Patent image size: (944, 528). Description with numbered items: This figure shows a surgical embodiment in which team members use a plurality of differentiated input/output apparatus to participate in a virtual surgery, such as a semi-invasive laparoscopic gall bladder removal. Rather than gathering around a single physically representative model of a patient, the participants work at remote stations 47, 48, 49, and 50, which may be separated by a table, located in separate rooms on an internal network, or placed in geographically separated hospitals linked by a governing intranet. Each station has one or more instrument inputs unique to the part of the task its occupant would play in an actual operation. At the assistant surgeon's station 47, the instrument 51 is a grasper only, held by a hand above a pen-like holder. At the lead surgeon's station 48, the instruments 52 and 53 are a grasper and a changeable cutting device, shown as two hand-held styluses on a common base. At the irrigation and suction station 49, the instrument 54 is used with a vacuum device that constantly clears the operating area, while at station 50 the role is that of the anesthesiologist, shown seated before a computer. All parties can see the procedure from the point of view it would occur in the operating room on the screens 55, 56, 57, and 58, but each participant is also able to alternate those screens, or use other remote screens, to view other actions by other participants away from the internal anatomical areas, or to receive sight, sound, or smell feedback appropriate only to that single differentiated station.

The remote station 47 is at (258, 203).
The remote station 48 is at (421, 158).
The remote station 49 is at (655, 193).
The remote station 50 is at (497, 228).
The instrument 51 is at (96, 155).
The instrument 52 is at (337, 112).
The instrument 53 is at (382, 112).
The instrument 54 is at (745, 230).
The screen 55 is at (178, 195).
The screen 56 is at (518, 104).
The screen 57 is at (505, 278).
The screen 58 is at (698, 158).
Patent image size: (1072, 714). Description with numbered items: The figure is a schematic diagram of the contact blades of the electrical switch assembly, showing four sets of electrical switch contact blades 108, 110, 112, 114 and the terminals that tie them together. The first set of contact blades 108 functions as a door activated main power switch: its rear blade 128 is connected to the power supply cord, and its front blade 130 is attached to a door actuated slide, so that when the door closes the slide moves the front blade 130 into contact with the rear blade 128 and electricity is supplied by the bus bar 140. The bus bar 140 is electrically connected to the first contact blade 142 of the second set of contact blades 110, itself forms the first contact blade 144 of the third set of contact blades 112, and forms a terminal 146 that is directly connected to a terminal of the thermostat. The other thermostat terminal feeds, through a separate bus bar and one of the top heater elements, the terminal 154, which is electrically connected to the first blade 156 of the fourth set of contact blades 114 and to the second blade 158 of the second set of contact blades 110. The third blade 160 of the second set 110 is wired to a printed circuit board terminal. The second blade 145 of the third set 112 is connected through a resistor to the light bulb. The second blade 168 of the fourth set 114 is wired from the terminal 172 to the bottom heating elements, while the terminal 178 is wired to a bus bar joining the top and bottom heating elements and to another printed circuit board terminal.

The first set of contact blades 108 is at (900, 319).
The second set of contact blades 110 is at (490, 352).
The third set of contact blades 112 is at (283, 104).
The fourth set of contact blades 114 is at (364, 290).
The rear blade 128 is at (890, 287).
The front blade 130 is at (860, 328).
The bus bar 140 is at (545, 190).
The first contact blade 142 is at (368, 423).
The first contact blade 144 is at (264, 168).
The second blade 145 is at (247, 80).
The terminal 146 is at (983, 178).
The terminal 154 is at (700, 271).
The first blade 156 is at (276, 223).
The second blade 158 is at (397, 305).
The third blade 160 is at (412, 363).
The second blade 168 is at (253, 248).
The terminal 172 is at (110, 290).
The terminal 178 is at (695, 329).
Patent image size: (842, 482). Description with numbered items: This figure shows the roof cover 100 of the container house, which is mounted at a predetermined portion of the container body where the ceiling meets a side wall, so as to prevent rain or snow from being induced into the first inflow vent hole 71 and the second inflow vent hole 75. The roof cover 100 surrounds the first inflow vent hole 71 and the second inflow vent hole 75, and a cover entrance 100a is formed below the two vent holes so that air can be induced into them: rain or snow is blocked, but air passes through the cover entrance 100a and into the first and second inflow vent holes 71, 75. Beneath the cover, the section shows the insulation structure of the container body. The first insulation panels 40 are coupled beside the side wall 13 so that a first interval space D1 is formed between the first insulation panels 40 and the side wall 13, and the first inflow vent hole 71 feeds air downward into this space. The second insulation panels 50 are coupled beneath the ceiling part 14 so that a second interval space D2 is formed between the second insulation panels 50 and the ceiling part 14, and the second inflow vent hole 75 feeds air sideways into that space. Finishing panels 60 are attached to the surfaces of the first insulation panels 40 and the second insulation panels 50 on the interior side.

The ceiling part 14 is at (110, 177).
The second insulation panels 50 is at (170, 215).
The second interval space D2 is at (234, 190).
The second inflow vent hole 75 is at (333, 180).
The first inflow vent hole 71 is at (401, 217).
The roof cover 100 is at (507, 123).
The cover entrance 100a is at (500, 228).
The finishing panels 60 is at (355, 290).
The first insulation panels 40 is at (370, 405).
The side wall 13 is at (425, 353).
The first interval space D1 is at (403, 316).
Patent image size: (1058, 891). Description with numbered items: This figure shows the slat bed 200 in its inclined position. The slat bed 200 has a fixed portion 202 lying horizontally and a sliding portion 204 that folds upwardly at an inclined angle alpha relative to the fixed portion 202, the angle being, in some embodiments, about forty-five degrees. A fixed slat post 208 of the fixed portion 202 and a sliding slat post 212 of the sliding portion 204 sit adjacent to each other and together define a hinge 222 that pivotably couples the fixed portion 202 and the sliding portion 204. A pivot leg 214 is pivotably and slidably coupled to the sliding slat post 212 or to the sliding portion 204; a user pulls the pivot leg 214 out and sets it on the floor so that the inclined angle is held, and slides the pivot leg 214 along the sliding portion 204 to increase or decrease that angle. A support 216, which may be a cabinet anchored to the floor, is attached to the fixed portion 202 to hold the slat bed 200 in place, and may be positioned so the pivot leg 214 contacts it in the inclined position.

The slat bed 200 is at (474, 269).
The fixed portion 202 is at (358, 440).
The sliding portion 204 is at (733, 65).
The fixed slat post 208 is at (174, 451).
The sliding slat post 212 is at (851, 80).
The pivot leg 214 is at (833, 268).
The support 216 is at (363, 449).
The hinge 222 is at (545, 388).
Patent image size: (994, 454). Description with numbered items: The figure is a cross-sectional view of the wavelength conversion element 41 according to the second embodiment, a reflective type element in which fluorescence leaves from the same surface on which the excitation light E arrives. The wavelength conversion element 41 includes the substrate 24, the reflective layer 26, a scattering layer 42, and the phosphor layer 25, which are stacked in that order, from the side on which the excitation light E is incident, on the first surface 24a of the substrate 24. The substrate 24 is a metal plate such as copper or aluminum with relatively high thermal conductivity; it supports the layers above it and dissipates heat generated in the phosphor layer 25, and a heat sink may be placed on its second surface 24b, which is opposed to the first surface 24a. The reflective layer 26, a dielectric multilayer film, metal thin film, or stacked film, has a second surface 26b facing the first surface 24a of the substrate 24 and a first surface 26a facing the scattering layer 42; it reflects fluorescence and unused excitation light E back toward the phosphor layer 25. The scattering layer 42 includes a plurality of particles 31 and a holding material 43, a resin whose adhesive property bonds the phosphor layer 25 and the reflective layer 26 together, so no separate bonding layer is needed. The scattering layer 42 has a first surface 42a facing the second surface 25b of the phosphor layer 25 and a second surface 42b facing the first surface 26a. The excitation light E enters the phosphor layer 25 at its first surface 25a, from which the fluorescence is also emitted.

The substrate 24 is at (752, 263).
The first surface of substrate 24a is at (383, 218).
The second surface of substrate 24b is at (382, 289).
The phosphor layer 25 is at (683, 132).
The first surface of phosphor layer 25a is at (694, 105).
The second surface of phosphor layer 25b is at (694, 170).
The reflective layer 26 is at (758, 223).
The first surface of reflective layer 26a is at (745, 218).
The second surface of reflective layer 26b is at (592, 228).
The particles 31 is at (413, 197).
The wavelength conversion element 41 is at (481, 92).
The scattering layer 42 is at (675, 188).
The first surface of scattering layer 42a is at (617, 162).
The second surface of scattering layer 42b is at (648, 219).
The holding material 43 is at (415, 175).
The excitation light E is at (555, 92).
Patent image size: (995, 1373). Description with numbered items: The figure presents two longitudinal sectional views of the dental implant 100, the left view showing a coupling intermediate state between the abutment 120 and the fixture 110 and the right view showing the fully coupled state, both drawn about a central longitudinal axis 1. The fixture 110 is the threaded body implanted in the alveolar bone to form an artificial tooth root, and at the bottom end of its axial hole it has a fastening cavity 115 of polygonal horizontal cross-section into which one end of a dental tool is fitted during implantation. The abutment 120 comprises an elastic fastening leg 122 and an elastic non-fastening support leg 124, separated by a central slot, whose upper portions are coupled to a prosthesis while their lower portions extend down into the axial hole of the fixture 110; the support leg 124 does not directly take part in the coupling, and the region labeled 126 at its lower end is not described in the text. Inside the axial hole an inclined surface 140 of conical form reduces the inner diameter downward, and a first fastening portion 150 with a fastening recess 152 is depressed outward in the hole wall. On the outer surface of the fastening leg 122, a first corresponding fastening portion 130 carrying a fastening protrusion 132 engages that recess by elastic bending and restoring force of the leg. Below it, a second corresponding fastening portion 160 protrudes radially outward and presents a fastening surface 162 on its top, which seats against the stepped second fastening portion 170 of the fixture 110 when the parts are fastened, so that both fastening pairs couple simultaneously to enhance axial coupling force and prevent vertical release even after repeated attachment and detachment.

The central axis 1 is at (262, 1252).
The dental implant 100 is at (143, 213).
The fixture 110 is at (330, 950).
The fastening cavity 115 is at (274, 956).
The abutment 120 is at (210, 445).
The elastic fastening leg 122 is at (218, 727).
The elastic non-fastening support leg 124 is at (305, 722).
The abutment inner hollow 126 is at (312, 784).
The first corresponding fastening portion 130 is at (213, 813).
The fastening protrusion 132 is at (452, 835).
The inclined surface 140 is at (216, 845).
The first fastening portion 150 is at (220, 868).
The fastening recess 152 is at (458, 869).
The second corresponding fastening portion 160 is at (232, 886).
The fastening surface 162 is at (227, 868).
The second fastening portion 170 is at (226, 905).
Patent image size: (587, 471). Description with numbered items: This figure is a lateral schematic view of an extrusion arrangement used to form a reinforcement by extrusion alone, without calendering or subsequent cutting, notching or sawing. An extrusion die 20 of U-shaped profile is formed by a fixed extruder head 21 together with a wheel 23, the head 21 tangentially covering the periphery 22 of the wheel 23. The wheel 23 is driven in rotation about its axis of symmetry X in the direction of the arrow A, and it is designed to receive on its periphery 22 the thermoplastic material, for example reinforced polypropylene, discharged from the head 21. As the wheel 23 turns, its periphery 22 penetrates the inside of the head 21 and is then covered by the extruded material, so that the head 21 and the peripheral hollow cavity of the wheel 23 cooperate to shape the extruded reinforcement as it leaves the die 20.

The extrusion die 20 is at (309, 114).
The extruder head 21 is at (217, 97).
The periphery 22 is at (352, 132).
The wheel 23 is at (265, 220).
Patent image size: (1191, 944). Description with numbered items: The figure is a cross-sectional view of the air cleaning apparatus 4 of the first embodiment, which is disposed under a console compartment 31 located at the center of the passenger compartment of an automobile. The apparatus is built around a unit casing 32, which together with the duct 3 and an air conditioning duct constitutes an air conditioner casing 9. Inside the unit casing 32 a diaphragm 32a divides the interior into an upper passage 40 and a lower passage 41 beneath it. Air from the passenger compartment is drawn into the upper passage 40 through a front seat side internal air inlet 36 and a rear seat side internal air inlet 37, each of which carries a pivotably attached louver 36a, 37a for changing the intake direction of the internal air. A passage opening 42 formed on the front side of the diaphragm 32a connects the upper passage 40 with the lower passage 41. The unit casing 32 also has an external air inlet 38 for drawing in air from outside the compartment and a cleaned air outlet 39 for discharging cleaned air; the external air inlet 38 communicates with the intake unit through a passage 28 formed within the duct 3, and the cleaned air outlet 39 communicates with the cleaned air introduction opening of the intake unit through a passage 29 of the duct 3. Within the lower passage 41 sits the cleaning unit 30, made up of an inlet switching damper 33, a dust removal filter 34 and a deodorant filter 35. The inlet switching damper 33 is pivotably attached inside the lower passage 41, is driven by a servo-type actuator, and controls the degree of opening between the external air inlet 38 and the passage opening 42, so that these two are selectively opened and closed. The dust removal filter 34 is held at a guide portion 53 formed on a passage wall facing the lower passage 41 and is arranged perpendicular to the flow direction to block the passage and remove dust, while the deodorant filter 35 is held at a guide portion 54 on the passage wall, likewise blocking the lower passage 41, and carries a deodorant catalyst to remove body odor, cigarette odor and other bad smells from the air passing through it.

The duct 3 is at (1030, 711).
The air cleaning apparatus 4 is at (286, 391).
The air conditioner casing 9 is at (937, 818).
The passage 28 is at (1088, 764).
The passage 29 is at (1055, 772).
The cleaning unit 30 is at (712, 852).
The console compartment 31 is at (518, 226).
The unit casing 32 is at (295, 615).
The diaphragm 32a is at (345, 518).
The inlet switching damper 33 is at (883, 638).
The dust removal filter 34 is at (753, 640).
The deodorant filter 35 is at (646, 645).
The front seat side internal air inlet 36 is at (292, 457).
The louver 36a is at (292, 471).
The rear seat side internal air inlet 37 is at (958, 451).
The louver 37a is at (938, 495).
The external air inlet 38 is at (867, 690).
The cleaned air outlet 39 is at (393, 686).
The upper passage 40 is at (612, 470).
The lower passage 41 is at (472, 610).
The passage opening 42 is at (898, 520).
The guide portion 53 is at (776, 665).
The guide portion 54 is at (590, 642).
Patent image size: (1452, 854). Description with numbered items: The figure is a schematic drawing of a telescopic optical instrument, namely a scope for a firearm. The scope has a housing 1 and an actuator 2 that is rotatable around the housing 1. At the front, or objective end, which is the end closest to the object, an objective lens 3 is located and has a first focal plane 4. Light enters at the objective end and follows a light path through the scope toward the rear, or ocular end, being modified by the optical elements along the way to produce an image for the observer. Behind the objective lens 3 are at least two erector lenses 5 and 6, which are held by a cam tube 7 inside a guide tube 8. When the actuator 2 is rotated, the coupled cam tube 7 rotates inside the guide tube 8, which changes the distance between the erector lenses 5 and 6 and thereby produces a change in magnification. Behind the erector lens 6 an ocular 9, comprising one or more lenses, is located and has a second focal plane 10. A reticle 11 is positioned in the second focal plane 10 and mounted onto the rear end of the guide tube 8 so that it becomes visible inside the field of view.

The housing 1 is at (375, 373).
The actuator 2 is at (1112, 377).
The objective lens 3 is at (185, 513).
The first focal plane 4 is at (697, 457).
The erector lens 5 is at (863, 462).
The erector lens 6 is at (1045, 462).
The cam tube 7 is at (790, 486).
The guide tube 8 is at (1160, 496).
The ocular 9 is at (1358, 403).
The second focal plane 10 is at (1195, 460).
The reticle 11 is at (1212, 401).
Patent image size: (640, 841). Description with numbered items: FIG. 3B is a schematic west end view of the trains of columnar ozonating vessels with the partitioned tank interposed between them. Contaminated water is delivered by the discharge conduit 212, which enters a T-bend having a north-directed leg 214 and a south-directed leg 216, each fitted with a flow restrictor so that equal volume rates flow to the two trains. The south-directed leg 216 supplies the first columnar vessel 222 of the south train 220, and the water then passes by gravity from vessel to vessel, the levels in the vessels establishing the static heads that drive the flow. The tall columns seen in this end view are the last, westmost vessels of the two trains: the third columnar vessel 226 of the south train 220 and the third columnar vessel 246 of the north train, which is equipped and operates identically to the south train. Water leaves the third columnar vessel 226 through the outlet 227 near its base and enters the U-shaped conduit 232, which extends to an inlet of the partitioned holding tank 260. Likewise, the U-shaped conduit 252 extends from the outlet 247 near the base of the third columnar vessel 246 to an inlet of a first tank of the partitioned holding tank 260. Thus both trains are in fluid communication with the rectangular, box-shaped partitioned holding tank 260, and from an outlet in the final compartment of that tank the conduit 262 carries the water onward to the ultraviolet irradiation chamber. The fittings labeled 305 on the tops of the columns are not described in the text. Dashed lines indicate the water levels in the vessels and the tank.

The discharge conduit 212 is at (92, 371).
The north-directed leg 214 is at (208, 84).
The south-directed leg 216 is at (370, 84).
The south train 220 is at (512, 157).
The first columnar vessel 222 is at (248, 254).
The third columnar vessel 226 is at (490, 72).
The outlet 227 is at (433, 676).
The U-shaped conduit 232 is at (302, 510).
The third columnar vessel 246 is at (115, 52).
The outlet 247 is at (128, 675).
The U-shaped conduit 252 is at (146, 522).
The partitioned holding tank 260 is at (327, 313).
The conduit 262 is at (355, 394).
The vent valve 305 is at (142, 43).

GIVEN PROBLEM:
Retype the listing above without any changes, from its first line through the line that contains "The screen 58 is at (698, 158).", including both of those lines.

COMPLETE ANSWER:
Patent image size: (944, 528). Description with numbered items: This figure shows a surgical embodiment in which team members use a plurality of differentiated input/output apparatus to participate in a virtual surgery, such as a semi-invasive laparoscopic gall bladder removal. Rather than gathering around a single physically representative model of a patient, the participants work at remote stations 47, 48, 49, and 50, which may be separated by a table, located in separate rooms on an internal network, or placed in geographically separated hospitals linked by a governing intranet. Each station has one or more instrument inputs unique to the part of the task its occupant would play in an actual operation. At the assistant surgeon's station 47, the instrument 51 is a grasper only, held by a hand above a pen-like holder. At the lead surgeon's station 48, the instruments 52 and 53 are a grasper and a changeable cutting device, shown as two hand-held styluses on a common base. At the irrigation and suction station 49, the instrument 54 is used with a vacuum device that constantly clears the operating area, while at station 50 the role is that of the anesthesiologist, shown seated before a computer. All parties can see the procedure from the point of view it would occur in the operating room on the screens 55, 56, 57, and 58, but each participant is also able to alternate those screens, or use other remote screens, to view other actions by other participants away from the internal anatomical areas, or to receive sight, sound, or smell feedback appropriate only to that single differentiated station.

The remote station 47 is at (258, 203).
The remote station 48 is at (421, 158).
The remote station 49 is at (655, 193).
The remote station 50 is at (497, 228).
The instrument 51 is at (96, 155).
The instrument 52 is at (337, 112).
The instrument 53 is at (382, 112).
The instrument 54 is at (745, 230).
The screen 55 is at (178, 195).
The screen 56 is at (518, 104).
The screen 57 is at (505, 278).
The screen 58 is at (698, 158).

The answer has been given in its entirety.